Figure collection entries
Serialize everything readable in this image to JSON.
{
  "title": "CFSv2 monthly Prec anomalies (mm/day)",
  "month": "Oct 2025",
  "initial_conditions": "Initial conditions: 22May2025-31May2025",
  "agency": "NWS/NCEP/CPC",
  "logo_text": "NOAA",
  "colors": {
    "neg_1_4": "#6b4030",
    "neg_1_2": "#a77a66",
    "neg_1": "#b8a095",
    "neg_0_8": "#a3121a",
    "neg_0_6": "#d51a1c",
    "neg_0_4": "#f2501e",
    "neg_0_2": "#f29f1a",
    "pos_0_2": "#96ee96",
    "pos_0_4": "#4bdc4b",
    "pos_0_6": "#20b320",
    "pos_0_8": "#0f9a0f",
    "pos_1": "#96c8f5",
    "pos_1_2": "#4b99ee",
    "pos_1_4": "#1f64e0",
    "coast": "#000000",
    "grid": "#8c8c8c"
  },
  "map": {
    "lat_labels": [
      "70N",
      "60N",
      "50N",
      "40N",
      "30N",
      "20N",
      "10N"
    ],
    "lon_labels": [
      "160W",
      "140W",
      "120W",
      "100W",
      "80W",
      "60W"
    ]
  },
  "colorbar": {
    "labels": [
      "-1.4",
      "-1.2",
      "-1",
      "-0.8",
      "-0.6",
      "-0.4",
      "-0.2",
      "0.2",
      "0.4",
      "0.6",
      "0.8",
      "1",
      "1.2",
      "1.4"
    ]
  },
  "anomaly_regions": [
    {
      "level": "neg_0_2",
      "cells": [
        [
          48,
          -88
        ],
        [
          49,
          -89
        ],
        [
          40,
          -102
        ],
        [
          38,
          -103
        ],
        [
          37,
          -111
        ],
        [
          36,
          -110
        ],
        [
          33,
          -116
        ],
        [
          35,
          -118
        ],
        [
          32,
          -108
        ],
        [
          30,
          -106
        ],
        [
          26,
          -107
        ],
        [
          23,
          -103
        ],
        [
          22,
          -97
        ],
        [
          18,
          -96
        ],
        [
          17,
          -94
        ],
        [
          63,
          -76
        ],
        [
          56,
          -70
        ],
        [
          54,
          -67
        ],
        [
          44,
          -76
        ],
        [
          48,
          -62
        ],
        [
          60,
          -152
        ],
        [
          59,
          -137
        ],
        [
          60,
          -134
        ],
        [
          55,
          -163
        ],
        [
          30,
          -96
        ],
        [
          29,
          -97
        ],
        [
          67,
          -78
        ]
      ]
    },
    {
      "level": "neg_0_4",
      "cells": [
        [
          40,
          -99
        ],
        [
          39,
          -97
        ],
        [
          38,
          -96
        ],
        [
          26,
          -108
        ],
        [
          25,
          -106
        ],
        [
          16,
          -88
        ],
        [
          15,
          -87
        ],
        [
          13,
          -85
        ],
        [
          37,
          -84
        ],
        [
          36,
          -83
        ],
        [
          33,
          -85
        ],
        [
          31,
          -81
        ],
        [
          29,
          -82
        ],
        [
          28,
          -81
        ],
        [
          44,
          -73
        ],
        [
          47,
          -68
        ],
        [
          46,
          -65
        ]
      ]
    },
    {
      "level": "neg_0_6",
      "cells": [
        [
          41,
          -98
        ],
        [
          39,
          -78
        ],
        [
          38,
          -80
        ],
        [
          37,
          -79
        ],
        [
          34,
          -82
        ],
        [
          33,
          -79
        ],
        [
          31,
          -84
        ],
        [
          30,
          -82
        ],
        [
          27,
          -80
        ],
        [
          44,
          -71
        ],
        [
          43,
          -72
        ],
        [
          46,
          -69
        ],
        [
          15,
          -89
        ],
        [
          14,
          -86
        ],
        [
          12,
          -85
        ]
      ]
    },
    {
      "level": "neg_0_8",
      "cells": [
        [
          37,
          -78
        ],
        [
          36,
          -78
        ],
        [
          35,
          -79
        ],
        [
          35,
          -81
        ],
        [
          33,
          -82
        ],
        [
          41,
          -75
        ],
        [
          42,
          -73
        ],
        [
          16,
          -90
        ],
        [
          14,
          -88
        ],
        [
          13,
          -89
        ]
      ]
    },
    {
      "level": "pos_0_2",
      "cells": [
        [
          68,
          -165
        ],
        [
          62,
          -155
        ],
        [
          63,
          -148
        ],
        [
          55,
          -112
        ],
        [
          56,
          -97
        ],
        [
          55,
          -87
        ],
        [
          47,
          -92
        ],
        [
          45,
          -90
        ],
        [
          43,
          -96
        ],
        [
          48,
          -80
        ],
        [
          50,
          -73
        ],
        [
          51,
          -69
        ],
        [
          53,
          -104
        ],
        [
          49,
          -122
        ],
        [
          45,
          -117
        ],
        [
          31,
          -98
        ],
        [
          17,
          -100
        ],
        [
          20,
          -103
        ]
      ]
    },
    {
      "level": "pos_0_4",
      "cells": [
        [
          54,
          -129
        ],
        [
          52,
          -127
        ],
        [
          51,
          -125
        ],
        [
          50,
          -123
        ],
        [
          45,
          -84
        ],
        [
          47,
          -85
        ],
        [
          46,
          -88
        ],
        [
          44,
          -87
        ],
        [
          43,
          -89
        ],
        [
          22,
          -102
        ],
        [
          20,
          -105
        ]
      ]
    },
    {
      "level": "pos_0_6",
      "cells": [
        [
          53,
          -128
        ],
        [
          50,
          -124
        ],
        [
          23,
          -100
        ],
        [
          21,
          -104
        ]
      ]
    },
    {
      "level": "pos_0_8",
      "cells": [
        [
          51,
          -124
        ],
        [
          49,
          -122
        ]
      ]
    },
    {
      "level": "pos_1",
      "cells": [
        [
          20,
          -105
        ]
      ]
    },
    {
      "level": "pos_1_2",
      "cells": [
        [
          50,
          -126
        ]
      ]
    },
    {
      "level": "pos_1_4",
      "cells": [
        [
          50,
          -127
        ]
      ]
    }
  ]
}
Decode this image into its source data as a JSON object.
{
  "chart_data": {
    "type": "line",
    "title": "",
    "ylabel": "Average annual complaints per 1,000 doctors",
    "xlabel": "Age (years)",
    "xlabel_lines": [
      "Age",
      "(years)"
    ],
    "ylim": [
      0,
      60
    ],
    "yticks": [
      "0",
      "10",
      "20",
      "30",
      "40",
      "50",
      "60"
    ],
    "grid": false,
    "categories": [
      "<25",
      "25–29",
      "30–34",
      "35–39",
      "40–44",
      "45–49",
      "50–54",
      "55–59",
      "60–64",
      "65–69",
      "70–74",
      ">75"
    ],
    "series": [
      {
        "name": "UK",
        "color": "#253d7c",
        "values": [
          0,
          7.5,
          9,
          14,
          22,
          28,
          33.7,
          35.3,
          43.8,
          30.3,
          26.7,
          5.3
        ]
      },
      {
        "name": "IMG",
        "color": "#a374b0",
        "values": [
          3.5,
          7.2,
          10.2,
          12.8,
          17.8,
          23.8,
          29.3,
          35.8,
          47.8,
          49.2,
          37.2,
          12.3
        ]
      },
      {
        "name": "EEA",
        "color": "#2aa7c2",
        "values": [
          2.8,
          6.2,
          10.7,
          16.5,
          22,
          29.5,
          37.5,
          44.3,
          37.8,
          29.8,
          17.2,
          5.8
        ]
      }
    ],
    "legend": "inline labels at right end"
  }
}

* Your instructions *
Take each line containing the string "title" and copy it out.

* Full answer *
  "title": "CFSv2 monthly Prec anomalies (mm/day)",
    "title": "",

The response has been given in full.